Make an exact copy of the data below, leaving out every picture.

Extracted data entries:

+ + +

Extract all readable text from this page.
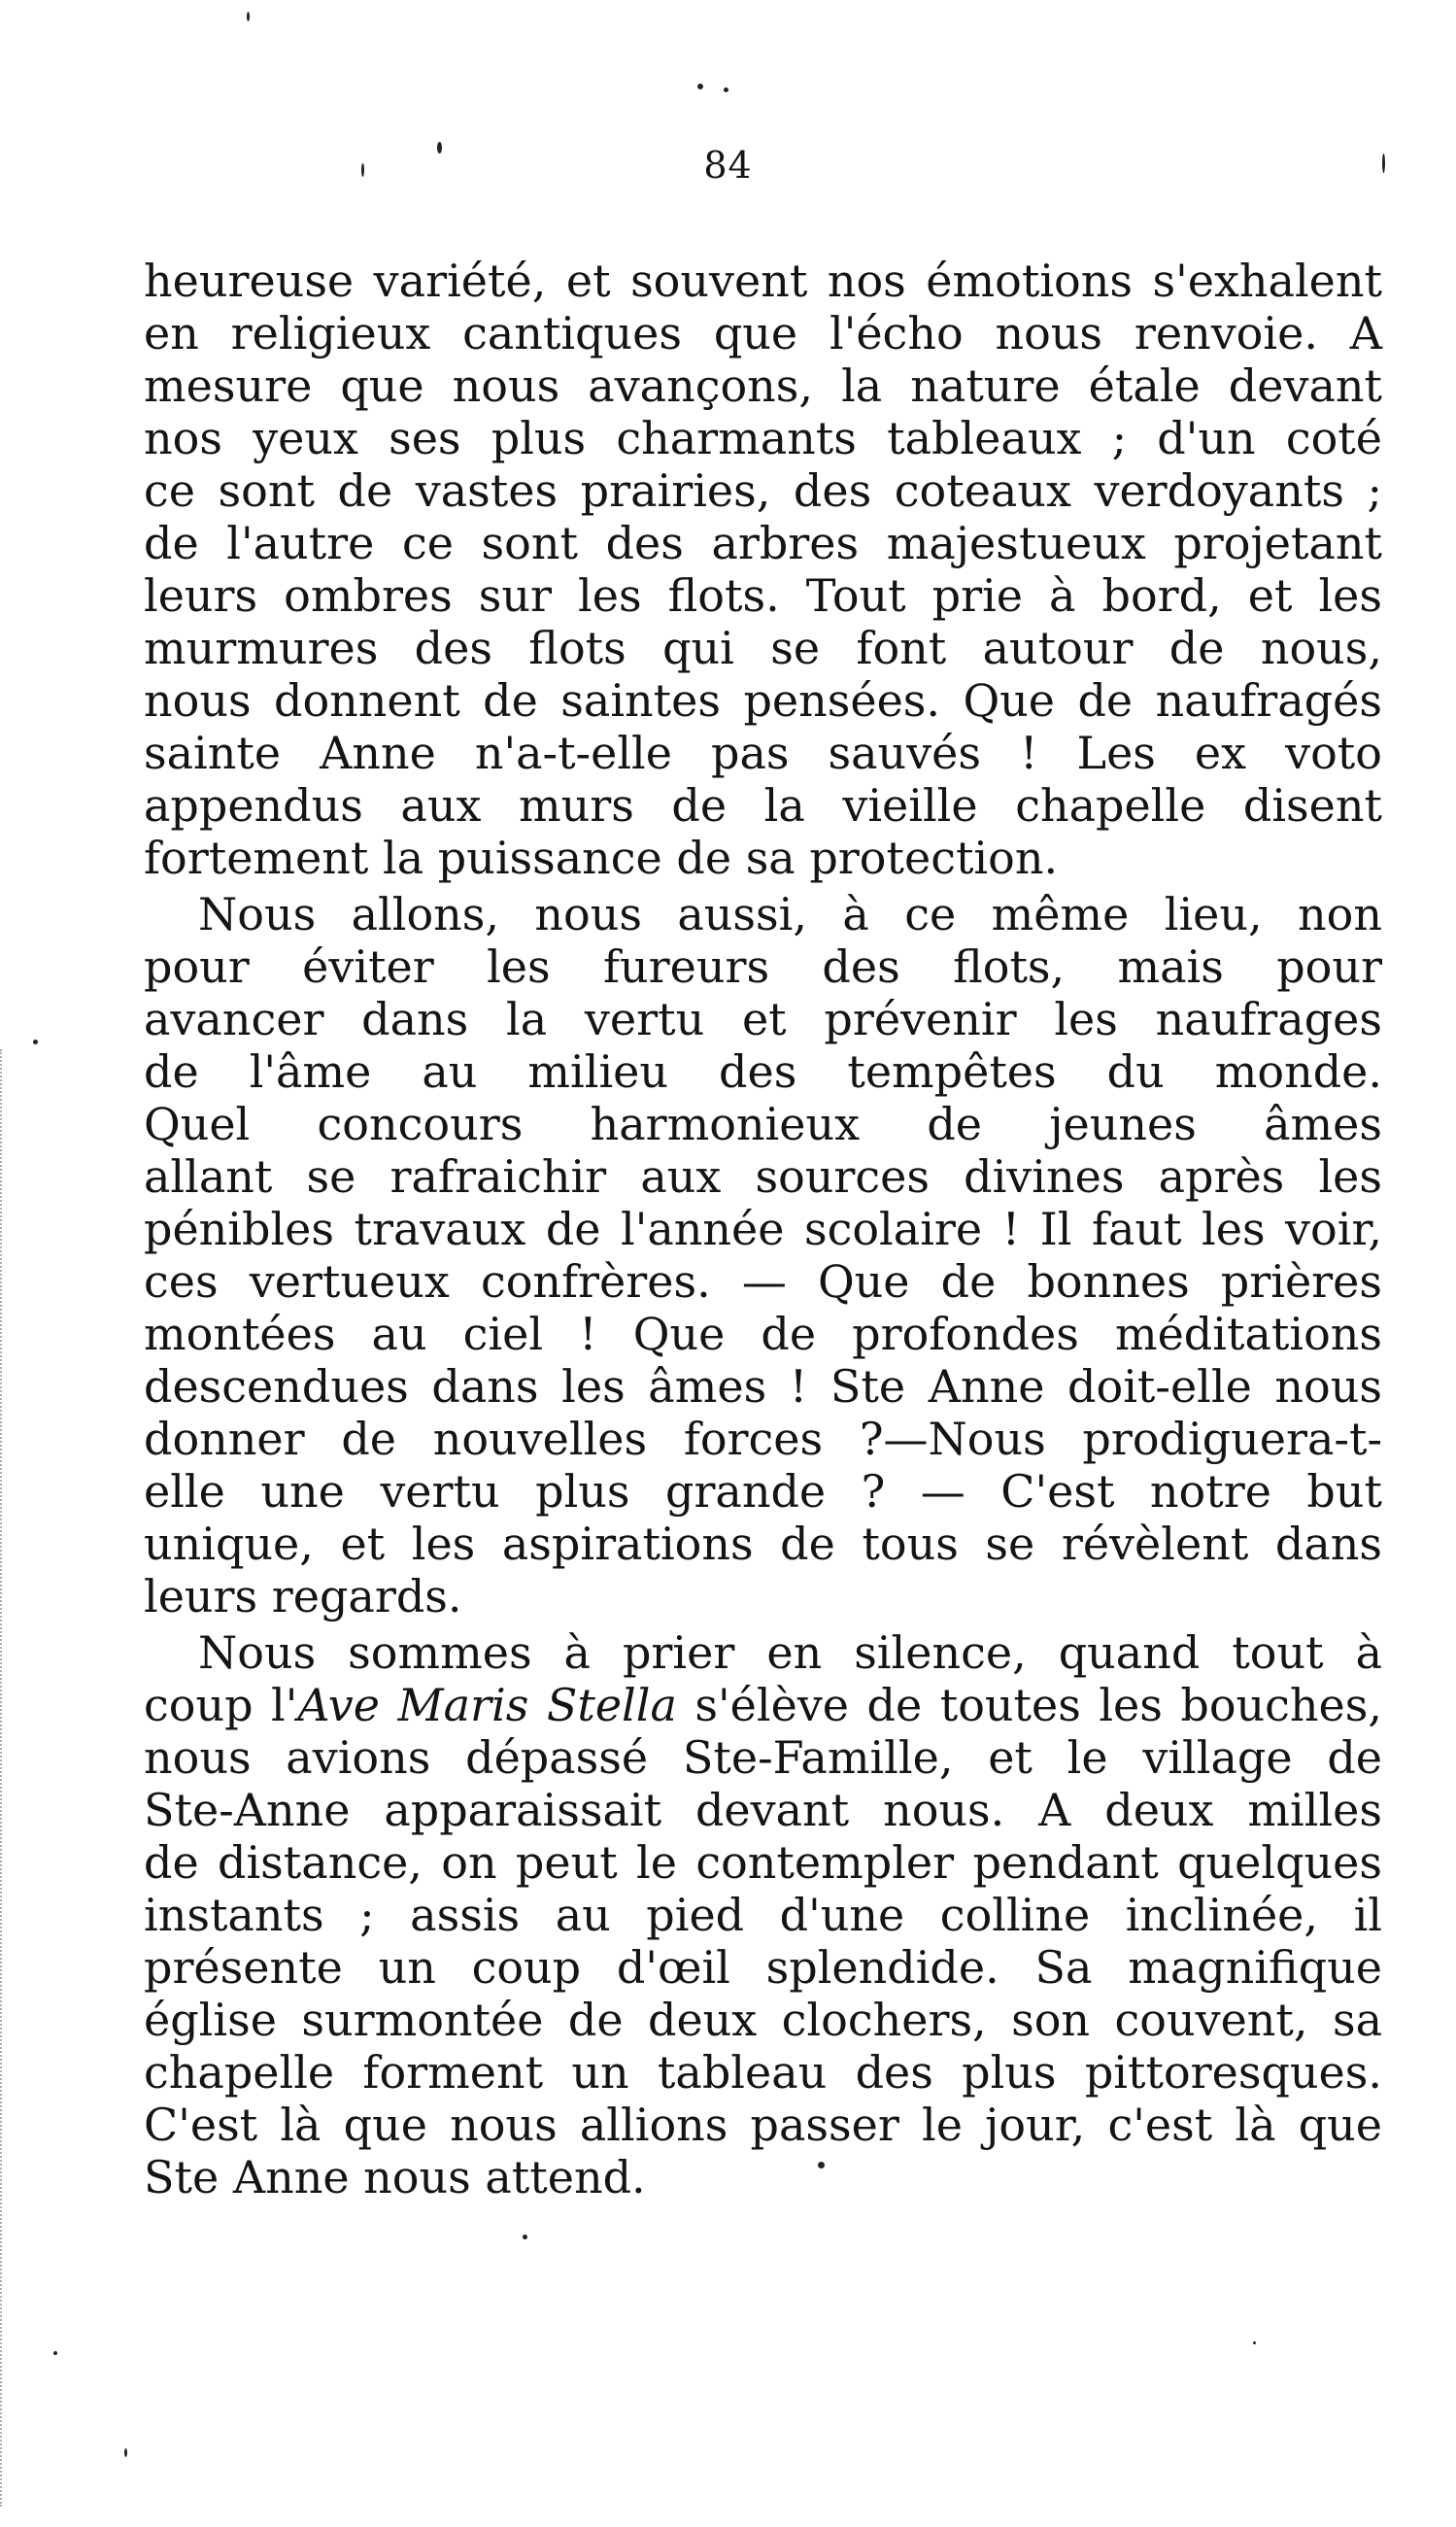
84
heureuse variété, et souvent nos émotions s'exhalent
en religieux cantiques que l'écho nous renvoie. A
mesure que nous avançons, la nature étale devant
nos yeux ses plus charmants tableaux ; d'un coté
ce sont de vastes prairies, des coteaux verdoyants ;
de l'autre ce sont des arbres majestueux projetant
leurs ombres sur les flots. Tout prie à bord, et les
murmures des flots qui se font autour de nous,
nous donnent de saintes pensées. Que de naufragés
sainte Anne n'a-t-elle pas sauvés ! Les ex voto
appendus aux murs de la vieille chapelle disent
fortement la puissance de sa protection.
Nous allons, nous aussi, à ce même lieu, non
pour éviter les fureurs des flots, mais pour
avancer dans la vertu et prévenir les naufrages
de l'âme au milieu des tempêtes du monde.
Quel concours harmonieux de jeunes âmes
allant se rafraichir aux sources divines après les
pénibles travaux de l'année scolaire ! Il faut les voir,
ces vertueux confrères. — Que de bonnes prières
montées au ciel ! Que de profondes méditations
descendues dans les âmes ! Ste Anne doit-elle nous
donner de nouvelles forces ?—Nous prodiguera-t-
elle une vertu plus grande ? — C'est notre but
unique, et les aspirations de tous se révèlent dans
leurs regards.
Nous sommes à prier en silence, quand tout à
coup l'Ave Maris Stella s'élève de toutes les bouches,
nous avions dépassé Ste-Famille, et le village de
Ste-Anne apparaissait devant nous. A deux milles
de distance, on peut le contempler pendant quelques
instants ; assis au pied d'une colline inclinée, il
présente un coup d'œil splendide. Sa magnifique
église surmontée de deux clochers, son couvent, sa
chapelle forment un tableau des plus pittoresques.
C'est là que nous allions passer le jour, c'est là que
Ste Anne nous attend.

+ + +

Solution to this exercise>
Extract all readable text from this page.
84
heureuse variété, et souvent nos émotions s'exhalent
en religieux cantiques que l'écho nous renvoie. A
mesure que nous avançons, la nature étale devant
nos yeux ses plus charmants tableaux ; d'un coté
ce sont de vastes prairies, des coteaux verdoyants ;
de l'autre ce sont des arbres majestueux projetant
leurs ombres sur les flots. Tout prie à bord, et les
murmures des flots qui se font autour de nous,
nous donnent de saintes pensées. Que de naufragés
sainte Anne n'a-t-elle pas sauvés ! Les ex voto
appendus aux murs de la vieille chapelle disent
fortement la puissance de sa protection.
Nous allons, nous aussi, à ce même lieu, non
pour éviter les fureurs des flots, mais pour
avancer dans la vertu et prévenir les naufrages
de l'âme au milieu des tempêtes du monde.
Quel concours harmonieux de jeunes âmes
allant se rafraichir aux sources divines après les
pénibles travaux de l'année scolaire ! Il faut les voir,
ces vertueux confrères. — Que de bonnes prières
montées au ciel ! Que de profondes méditations
descendues dans les âmes ! Ste Anne doit-elle nous
donner de nouvelles forces ?—Nous prodiguera-t-
elle une vertu plus grande ? — C'est notre but
unique, et les aspirations de tous se révèlent dans
leurs regards.
Nous sommes à prier en silence, quand tout à
coup l'Ave Maris Stella s'élève de toutes les bouches,
nous avions dépassé Ste-Famille, et le village de
Ste-Anne apparaissait devant nous. A deux milles
de distance, on peut le contempler pendant quelques
instants ; assis au pied d'une colline inclinée, il
présente un coup d'œil splendide. Sa magnifique
église surmontée de deux clochers, son couvent, sa
chapelle forment un tableau des plus pittoresques.
C'est là que nous allions passer le jour, c'est là que
Ste Anne nous attend.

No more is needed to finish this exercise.